Aim of the task
With the images removed, repeat the data below exactly.
------------------------------------------------------------
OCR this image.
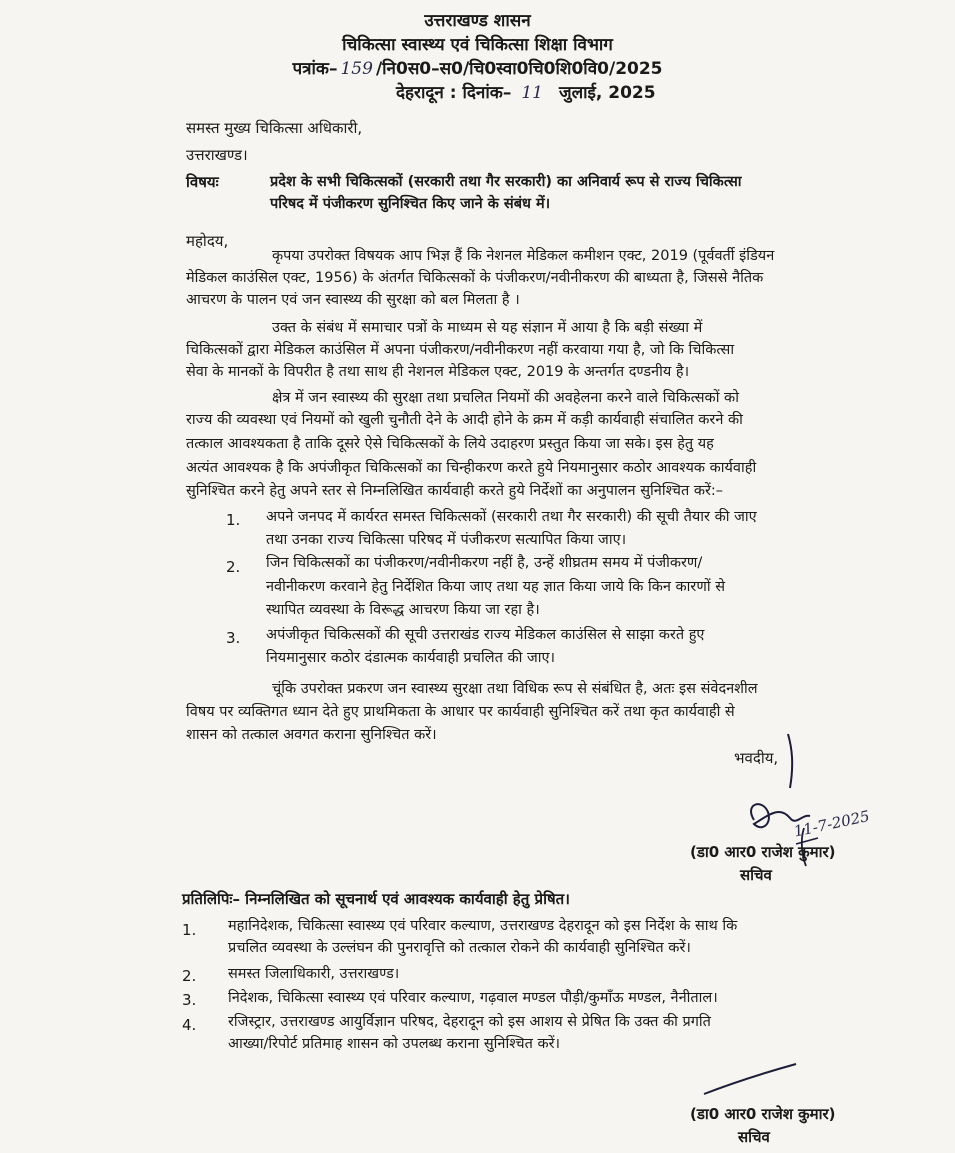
उत्तराखण्ड शासन
चिकित्सा स्वास्थ्य एवं चिकित्सा शिक्षा विभाग
पत्रांक– 159 /नि0स0–स0/चि0स्वा0चि0शि0वि0/2025
देहरादून : दिनांक– 11 जुलाई, 2025
समस्त मुख्य चिकित्सा अधिकारी,
उत्तराखण्ड।
विषयः	प्रदेश के सभी चिकित्सकों (सरकारी तथा गैर सरकारी) का अनिवार्य रूप से राज्य चिकित्सा
परिषद में पंजीकरण सुनिश्चित किए जाने के संबंध में।
महोदय,
कृपया उपरोक्त विषयक आप भिज्ञ हैं कि नेशनल मेडिकल कमीशन एक्ट, 2019 (पूर्ववर्ती इंडियन
मेडिकल काउंसिल एक्ट, 1956) के अंतर्गत चिकित्सकों के पंजीकरण/नवीनीकरण की बाध्यता है, जिससे नैतिक
आचरण के पालन एवं जन स्वास्थ्य की सुरक्षा को बल मिलता है ।
उक्त के संबंध में समाचार पत्रों के माध्यम से यह संज्ञान में आया है कि बड़ी संख्या में
चिकित्सकों द्वारा मेडिकल काउंसिल में अपना पंजीकरण/नवीनीकरण नहीं करवाया गया है, जो कि चिकित्सा
सेवा के मानकों के विपरीत है तथा साथ ही नेशनल मेडिकल एक्ट, 2019 के अन्तर्गत दण्डनीय है।
क्षेत्र में जन स्वास्थ्य की सुरक्षा तथा प्रचलित नियमों की अवहेलना करने वाले चिकित्सकों को
राज्य की व्यवस्था एवं नियमों को खुली चुनौती देने के आदी होने के क्रम में कड़ी कार्यवाही संचालित करने की
तत्काल आवश्यकता है ताकि दूसरे ऐसे चिकित्सकों के लिये उदाहरण प्रस्तुत किया जा सके। इस हेतु यह
अत्यंत आवश्यक है कि अपंजीकृत चिकित्सकों का चिन्हीकरण करते हुये नियमानुसार कठोर आवश्यक कार्यवाही
सुनिश्चित करने हेतु अपने स्तर से निम्नलिखित कार्यवाही करते हुये निर्देशों का अनुपालन सुनिश्चित करें:–
1. अपने जनपद में कार्यरत समस्त चिकित्सकों (सरकारी तथा गैर सरकारी) की सूची तैयार की जाए
तथा उनका राज्य चिकित्सा परिषद में पंजीकरण सत्यापित किया जाए।
2. जिन चिकित्सकों का पंजीकरण/नवीनीकरण नहीं है, उन्हें शीघ्रतम समय में पंजीकरण/
नवीनीकरण करवाने हेतु निर्देशित किया जाए तथा यह ज्ञात किया जाये कि किन कारणों से
स्थापित व्यवस्था के विरूद्ध आचरण किया जा रहा है।
3. अपंजीकृत चिकित्सकों की सूची उत्तराखंड राज्य मेडिकल काउंसिल से साझा करते हुए
नियमानुसार कठोर दंडात्मक कार्यवाही प्रचलित की जाए।
चूंकि उपरोक्त प्रकरण जन स्वास्थ्य सुरक्षा तथा विधिक रूप से संबंधित है, अतः इस संवेदनशील
विषय पर व्यक्तिगत ध्यान देते हुए प्राथमिकता के आधार पर कार्यवाही सुनिश्चित करें तथा कृत कार्यवाही से
शासन को तत्काल अवगत कराना सुनिश्चित करें।
भवदीय,
11-7-2025
(डा0 आर0 राजेश कुमार)
सचिव
प्रतिलिपिः– निम्नलिखित को सूचनार्थ एवं आवश्यक कार्यवाही हेतु प्रेषित।
1. महानिदेशक, चिकित्सा स्वास्थ्य एवं परिवार कल्याण, उत्तराखण्ड देहरादून को इस निर्देश के साथ कि
प्रचलित व्यवस्था के उल्लंघन की पुनरावृत्ति को तत्काल रोकने की कार्यवाही सुनिश्चित करें।
2. समस्त जिलाधिकारी, उत्तराखण्ड।
3. निदेशक, चिकित्सा स्वास्थ्य एवं परिवार कल्याण, गढ़वाल मण्डल पौड़ी/कुमाँऊ मण्डल, नैनीताल।
4. रजिस्ट्रार, उत्तराखण्ड आयुर्विज्ञान परिषद, देहरादून को इस आशय से प्रेषित कि उक्त की प्रगति
आख्या/रिपोर्ट प्रतिमाह शासन को उपलब्ध कराना सुनिश्चित करें।
(डा0 आर0 राजेश कुमार)
सचिव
------------------------------------------------------------
Solution to the exercise
OCR this image.
उत्तराखण्ड शासन
चिकित्सा स्वास्थ्य एवं चिकित्सा शिक्षा विभाग
पत्रांक– 159 /नि0स0–स0/चि0स्वा0चि0शि0वि0/2025
देहरादून : दिनांक– 11 जुलाई, 2025
समस्त मुख्य चिकित्सा अधिकारी,
उत्तराखण्ड।
विषयः	प्रदेश के सभी चिकित्सकों (सरकारी तथा गैर सरकारी) का अनिवार्य रूप से राज्य चिकित्सा
परिषद में पंजीकरण सुनिश्चित किए जाने के संबंध में।
महोदय,
कृपया उपरोक्त विषयक आप भिज्ञ हैं कि नेशनल मेडिकल कमीशन एक्ट, 2019 (पूर्ववर्ती इंडियन
मेडिकल काउंसिल एक्ट, 1956) के अंतर्गत चिकित्सकों के पंजीकरण/नवीनीकरण की बाध्यता है, जिससे नैतिक
आचरण के पालन एवं जन स्वास्थ्य की सुरक्षा को बल मिलता है ।
उक्त के संबंध में समाचार पत्रों के माध्यम से यह संज्ञान में आया है कि बड़ी संख्या में
चिकित्सकों द्वारा मेडिकल काउंसिल में अपना पंजीकरण/नवीनीकरण नहीं करवाया गया है, जो कि चिकित्सा
सेवा के मानकों के विपरीत है तथा साथ ही नेशनल मेडिकल एक्ट, 2019 के अन्तर्गत दण्डनीय है।
क्षेत्र में जन स्वास्थ्य की सुरक्षा तथा प्रचलित नियमों की अवहेलना करने वाले चिकित्सकों को
राज्य की व्यवस्था एवं नियमों को खुली चुनौती देने के आदी होने के क्रम में कड़ी कार्यवाही संचालित करने की
तत्काल आवश्यकता है ताकि दूसरे ऐसे चिकित्सकों के लिये उदाहरण प्रस्तुत किया जा सके। इस हेतु यह
अत्यंत आवश्यक है कि अपंजीकृत चिकित्सकों का चिन्हीकरण करते हुये नियमानुसार कठोर आवश्यक कार्यवाही
सुनिश्चित करने हेतु अपने स्तर से निम्नलिखित कार्यवाही करते हुये निर्देशों का अनुपालन सुनिश्चित करें:–
1. अपने जनपद में कार्यरत समस्त चिकित्सकों (सरकारी तथा गैर सरकारी) की सूची तैयार की जाए
तथा उनका राज्य चिकित्सा परिषद में पंजीकरण सत्यापित किया जाए।
2. जिन चिकित्सकों का पंजीकरण/नवीनीकरण नहीं है, उन्हें शीघ्रतम समय में पंजीकरण/
नवीनीकरण करवाने हेतु निर्देशित किया जाए तथा यह ज्ञात किया जाये कि किन कारणों से
स्थापित व्यवस्था के विरूद्ध आचरण किया जा रहा है।
3. अपंजीकृत चिकित्सकों की सूची उत्तराखंड राज्य मेडिकल काउंसिल से साझा करते हुए
नियमानुसार कठोर दंडात्मक कार्यवाही प्रचलित की जाए।
चूंकि उपरोक्त प्रकरण जन स्वास्थ्य सुरक्षा तथा विधिक रूप से संबंधित है, अतः इस संवेदनशील
विषय पर व्यक्तिगत ध्यान देते हुए प्राथमिकता के आधार पर कार्यवाही सुनिश्चित करें तथा कृत कार्यवाही से
शासन को तत्काल अवगत कराना सुनिश्चित करें।
भवदीय,
11-7-2025
(डा0 आर0 राजेश कुमार)
सचिव
प्रतिलिपिः– निम्नलिखित को सूचनार्थ एवं आवश्यक कार्यवाही हेतु प्रेषित।
1. महानिदेशक, चिकित्सा स्वास्थ्य एवं परिवार कल्याण, उत्तराखण्ड देहरादून को इस निर्देश के साथ कि
प्रचलित व्यवस्था के उल्लंघन की पुनरावृत्ति को तत्काल रोकने की कार्यवाही सुनिश्चित करें।
2. समस्त जिलाधिकारी, उत्तराखण्ड।
3. निदेशक, चिकित्सा स्वास्थ्य एवं परिवार कल्याण, गढ़वाल मण्डल पौड़ी/कुमाँऊ मण्डल, नैनीताल।
4. रजिस्ट्रार, उत्तराखण्ड आयुर्विज्ञान परिषद, देहरादून को इस आशय से प्रेषित कि उक्त की प्रगति
आख्या/रिपोर्ट प्रतिमाह शासन को उपलब्ध कराना सुनिश्चित करें।
(डा0 आर0 राजेश कुमार)
सचिव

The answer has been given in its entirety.